* _STATED TASK_: Return the lines where the word "OBLIGATORIAS" occurs.

[Start PROVIDED MATERIAL]

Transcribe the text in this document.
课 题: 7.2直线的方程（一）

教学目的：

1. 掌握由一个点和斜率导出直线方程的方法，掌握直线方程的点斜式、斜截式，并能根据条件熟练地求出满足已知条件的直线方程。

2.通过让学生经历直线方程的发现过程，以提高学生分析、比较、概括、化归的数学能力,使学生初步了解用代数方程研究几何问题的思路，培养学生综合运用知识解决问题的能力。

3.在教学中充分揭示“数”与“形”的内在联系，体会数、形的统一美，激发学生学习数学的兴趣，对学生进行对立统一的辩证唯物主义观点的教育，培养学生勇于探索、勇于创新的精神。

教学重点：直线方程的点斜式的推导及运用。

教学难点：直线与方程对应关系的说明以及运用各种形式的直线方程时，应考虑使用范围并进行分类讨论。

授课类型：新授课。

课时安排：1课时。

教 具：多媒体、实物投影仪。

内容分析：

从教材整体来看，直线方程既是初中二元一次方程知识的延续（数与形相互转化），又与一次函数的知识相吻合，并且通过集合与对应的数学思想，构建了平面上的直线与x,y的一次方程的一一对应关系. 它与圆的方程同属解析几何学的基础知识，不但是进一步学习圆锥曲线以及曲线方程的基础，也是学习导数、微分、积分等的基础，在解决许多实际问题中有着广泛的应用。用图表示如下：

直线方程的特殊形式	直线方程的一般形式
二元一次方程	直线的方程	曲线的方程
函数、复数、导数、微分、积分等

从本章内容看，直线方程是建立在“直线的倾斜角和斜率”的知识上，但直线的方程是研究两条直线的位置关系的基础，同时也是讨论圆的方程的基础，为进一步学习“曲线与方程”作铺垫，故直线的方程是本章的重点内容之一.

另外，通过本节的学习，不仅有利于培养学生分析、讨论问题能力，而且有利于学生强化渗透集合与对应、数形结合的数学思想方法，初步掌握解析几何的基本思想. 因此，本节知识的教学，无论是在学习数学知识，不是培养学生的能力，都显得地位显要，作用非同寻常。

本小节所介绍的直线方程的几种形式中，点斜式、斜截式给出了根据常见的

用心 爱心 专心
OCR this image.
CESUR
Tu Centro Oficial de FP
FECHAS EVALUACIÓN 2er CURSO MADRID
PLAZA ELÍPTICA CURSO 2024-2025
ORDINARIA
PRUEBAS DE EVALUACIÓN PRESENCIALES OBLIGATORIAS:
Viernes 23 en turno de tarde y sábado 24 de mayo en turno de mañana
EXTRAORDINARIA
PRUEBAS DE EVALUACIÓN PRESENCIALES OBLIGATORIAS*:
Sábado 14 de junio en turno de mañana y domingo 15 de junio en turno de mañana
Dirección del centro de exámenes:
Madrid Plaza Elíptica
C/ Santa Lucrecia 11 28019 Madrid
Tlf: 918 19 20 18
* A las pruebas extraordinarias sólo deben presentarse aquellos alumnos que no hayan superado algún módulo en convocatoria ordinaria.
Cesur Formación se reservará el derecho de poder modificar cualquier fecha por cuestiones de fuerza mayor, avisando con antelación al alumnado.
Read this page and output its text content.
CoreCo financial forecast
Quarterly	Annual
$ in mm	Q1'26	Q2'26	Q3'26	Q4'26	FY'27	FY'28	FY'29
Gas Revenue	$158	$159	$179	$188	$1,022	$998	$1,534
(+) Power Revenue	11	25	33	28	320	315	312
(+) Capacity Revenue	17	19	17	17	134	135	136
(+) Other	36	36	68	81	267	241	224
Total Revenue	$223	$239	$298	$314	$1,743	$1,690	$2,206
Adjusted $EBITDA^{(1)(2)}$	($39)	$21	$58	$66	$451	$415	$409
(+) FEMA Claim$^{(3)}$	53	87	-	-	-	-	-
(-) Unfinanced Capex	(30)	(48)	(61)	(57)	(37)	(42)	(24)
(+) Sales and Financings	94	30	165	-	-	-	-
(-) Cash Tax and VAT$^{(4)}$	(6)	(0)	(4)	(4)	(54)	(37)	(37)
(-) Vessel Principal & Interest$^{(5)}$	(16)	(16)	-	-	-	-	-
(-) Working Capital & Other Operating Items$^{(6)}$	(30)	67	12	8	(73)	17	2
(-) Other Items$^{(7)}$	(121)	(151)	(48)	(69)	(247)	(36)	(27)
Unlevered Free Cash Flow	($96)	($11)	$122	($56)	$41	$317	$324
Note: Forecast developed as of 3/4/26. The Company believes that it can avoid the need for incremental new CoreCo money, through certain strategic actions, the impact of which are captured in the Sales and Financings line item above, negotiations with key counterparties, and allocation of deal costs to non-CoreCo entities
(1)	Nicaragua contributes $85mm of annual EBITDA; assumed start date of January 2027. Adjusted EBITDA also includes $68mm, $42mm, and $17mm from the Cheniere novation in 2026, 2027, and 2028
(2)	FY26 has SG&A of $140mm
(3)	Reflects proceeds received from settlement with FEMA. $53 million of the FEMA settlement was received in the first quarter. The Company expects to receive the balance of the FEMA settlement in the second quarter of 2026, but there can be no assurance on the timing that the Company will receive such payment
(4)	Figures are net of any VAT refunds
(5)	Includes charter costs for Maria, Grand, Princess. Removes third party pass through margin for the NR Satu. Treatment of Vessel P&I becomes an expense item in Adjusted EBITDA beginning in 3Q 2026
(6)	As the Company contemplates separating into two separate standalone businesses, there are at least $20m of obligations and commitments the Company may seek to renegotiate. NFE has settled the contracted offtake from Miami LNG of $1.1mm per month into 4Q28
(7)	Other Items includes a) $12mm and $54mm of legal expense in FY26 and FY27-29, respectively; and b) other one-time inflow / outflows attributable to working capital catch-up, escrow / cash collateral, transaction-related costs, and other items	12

[End PROVIDED MATERIAL]

* _RESULT FOR THIS TASK_:
PRUEBAS DE EVALUACIÓN PRESENCIALES OBLIGATORIAS:
PRUEBAS DE EVALUACIÓN PRESENCIALES OBLIGATORIAS*:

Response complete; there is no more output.